Work to complete
Write out the entries below once more, exactly.

Recorded information
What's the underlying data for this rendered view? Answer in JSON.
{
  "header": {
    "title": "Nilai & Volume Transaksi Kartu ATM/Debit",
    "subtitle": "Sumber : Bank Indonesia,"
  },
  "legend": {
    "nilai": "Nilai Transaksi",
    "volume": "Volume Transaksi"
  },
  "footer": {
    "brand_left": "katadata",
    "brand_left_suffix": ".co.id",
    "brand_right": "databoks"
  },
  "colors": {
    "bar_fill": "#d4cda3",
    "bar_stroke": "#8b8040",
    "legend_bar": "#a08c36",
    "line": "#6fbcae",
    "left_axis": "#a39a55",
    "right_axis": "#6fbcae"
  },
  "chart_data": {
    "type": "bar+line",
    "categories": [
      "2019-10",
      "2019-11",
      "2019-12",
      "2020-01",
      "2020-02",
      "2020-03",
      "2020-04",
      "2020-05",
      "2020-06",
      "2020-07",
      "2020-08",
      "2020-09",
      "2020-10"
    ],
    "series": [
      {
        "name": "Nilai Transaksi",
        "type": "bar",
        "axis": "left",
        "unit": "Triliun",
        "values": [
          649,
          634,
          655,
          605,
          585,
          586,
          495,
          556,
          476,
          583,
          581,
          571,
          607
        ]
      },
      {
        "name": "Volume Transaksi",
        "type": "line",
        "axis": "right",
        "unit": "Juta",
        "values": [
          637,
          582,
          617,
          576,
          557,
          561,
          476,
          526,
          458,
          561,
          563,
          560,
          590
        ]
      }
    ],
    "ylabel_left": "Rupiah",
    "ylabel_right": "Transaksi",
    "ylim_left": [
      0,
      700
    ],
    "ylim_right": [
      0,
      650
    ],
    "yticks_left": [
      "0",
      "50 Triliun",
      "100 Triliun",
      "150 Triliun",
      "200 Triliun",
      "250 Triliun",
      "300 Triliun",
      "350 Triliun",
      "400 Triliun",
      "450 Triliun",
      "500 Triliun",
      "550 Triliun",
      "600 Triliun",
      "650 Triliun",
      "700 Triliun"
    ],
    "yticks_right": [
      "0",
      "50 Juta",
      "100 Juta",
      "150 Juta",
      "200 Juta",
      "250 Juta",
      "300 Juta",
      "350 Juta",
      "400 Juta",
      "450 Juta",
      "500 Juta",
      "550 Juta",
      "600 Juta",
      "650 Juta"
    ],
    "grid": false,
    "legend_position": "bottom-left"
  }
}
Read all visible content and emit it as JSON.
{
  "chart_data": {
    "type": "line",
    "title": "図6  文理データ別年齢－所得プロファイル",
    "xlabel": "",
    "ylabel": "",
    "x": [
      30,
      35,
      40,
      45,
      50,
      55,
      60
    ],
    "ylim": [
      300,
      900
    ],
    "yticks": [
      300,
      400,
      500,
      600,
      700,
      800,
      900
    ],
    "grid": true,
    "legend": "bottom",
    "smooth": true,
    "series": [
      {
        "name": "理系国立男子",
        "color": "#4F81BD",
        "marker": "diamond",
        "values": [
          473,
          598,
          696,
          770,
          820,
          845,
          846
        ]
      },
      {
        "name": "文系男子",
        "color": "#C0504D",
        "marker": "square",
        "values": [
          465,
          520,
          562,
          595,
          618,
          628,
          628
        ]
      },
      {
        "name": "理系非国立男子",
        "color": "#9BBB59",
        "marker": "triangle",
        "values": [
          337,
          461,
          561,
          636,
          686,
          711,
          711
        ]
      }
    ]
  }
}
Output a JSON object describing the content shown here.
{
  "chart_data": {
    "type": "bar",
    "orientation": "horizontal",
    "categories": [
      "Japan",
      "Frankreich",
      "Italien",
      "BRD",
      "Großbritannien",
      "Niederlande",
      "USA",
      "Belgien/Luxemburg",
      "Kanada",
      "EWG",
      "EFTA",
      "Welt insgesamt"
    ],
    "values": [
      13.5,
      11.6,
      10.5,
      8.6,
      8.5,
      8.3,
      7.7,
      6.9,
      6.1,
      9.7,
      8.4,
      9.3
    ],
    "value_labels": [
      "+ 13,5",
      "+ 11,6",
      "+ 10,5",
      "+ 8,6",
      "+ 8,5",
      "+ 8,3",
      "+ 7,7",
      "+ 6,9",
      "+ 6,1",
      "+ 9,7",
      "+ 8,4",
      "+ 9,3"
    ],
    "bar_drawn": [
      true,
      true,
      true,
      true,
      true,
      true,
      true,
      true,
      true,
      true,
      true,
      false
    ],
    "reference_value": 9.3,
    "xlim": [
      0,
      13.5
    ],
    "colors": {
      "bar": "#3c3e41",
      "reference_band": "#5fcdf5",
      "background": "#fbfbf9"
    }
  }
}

Answer in full
What's the underlying data for this rendered view? Answer in JSON.
{
  "header": {
    "title": "Nilai & Volume Transaksi Kartu ATM/Debit",
    "subtitle": "Sumber : Bank Indonesia,"
  },
  "legend": {
    "nilai": "Nilai Transaksi",
    "volume": "Volume Transaksi"
  },
  "footer": {
    "brand_left": "katadata",
    "brand_left_suffix": ".co.id",
    "brand_right": "databoks"
  },
  "colors": {
    "bar_fill": "#d4cda3",
    "bar_stroke": "#8b8040",
    "legend_bar": "#a08c36",
    "line": "#6fbcae",
    "left_axis": "#a39a55",
    "right_axis": "#6fbcae"
  },
  "chart_data": {
    "type": "bar+line",
    "categories": [
      "2019-10",
      "2019-11",
      "2019-12",
      "2020-01",
      "2020-02",
      "2020-03",
      "2020-04",
      "2020-05",
      "2020-06",
      "2020-07",
      "2020-08",
      "2020-09",
      "2020-10"
    ],
    "series": [
      {
        "name": "Nilai Transaksi",
        "type": "bar",
        "axis": "left",
        "unit": "Triliun",
        "values": [
          649,
          634,
          655,
          605,
          585,
          586,
          495,
          556,
          476,
          583,
          581,
          571,
          607
        ]
      },
      {
        "name": "Volume Transaksi",
        "type": "line",
        "axis": "right",
        "unit": "Juta",
        "values": [
          637,
          582,
          617,
          576,
          557,
          561,
          476,
          526,
          458,
          561,
          563,
          560,
          590
        ]
      }
    ],
    "ylabel_left": "Rupiah",
    "ylabel_right": "Transaksi",
    "ylim_left": [
      0,
      700
    ],
    "ylim_right": [
      0,
      650
    ],
    "yticks_left": [
      "0",
      "50 Triliun",
      "100 Triliun",
      "150 Triliun",
      "200 Triliun",
      "250 Triliun",
      "300 Triliun",
      "350 Triliun",
      "400 Triliun",
      "450 Triliun",
      "500 Triliun",
      "550 Triliun",
      "600 Triliun",
      "650 Triliun",
      "700 Triliun"
    ],
    "yticks_right": [
      "0",
      "50 Juta",
      "100 Juta",
      "150 Juta",
      "200 Juta",
      "250 Juta",
      "300 Juta",
      "350 Juta",
      "400 Juta",
      "450 Juta",
      "500 Juta",
      "550 Juta",
      "600 Juta",
      "650 Juta"
    ],
    "grid": false,
    "legend_position": "bottom-left"
  }
}
Read all visible content and emit it as JSON.
{
  "chart_data": {
    "type": "line",
    "title": "図6  文理データ別年齢－所得プロファイル",
    "xlabel": "",
    "ylabel": "",
    "x": [
      30,
      35,
      40,
      45,
      50,
      55,
      60
    ],
    "ylim": [
      300,
      900
    ],
    "yticks": [
      300,
      400,
      500,
      600,
      700,
      800,
      900
    ],
    "grid": true,
    "legend": "bottom",
    "smooth": true,
    "series": [
      {
        "name": "理系国立男子",
        "color": "#4F81BD",
        "marker": "diamond",
        "values": [
          473,
          598,
          696,
          770,
          820,
          845,
          846
        ]
      },
      {
        "name": "文系男子",
        "color": "#C0504D",
        "marker": "square",
        "values": [
          465,
          520,
          562,
          595,
          618,
          628,
          628
        ]
      },
      {
        "name": "理系非国立男子",
        "color": "#9BBB59",
        "marker": "triangle",
        "values": [
          337,
          461,
          561,
          636,
          686,
          711,
          711
        ]
      }
    ]
  }
}
Output a JSON object describing the content shown here.
{
  "chart_data": {
    "type": "bar",
    "orientation": "horizontal",
    "categories": [
      "Japan",
      "Frankreich",
      "Italien",
      "BRD",
      "Großbritannien",
      "Niederlande",
      "USA",
      "Belgien/Luxemburg",
      "Kanada",
      "EWG",
      "EFTA",
      "Welt insgesamt"
    ],
    "values": [
      13.5,
      11.6,
      10.5,
      8.6,
      8.5,
      8.3,
      7.7,
      6.9,
      6.1,
      9.7,
      8.4,
      9.3
    ],
    "value_labels": [
      "+ 13,5",
      "+ 11,6",
      "+ 10,5",
      "+ 8,6",
      "+ 8,5",
      "+ 8,3",
      "+ 7,7",
      "+ 6,9",
      "+ 6,1",
      "+ 9,7",
      "+ 8,4",
      "+ 9,3"
    ],
    "bar_drawn": [
      true,
      true,
      true,
      true,
      true,
      true,
      true,
      true,
      true,
      true,
      true,
      false
    ],
    "reference_value": 9.3,
    "xlim": [
      0,
      13.5
    ],
    "colors": {
      "bar": "#3c3e41",
      "reference_band": "#5fcdf5",
      "background": "#fbfbf9"
    }
  }
}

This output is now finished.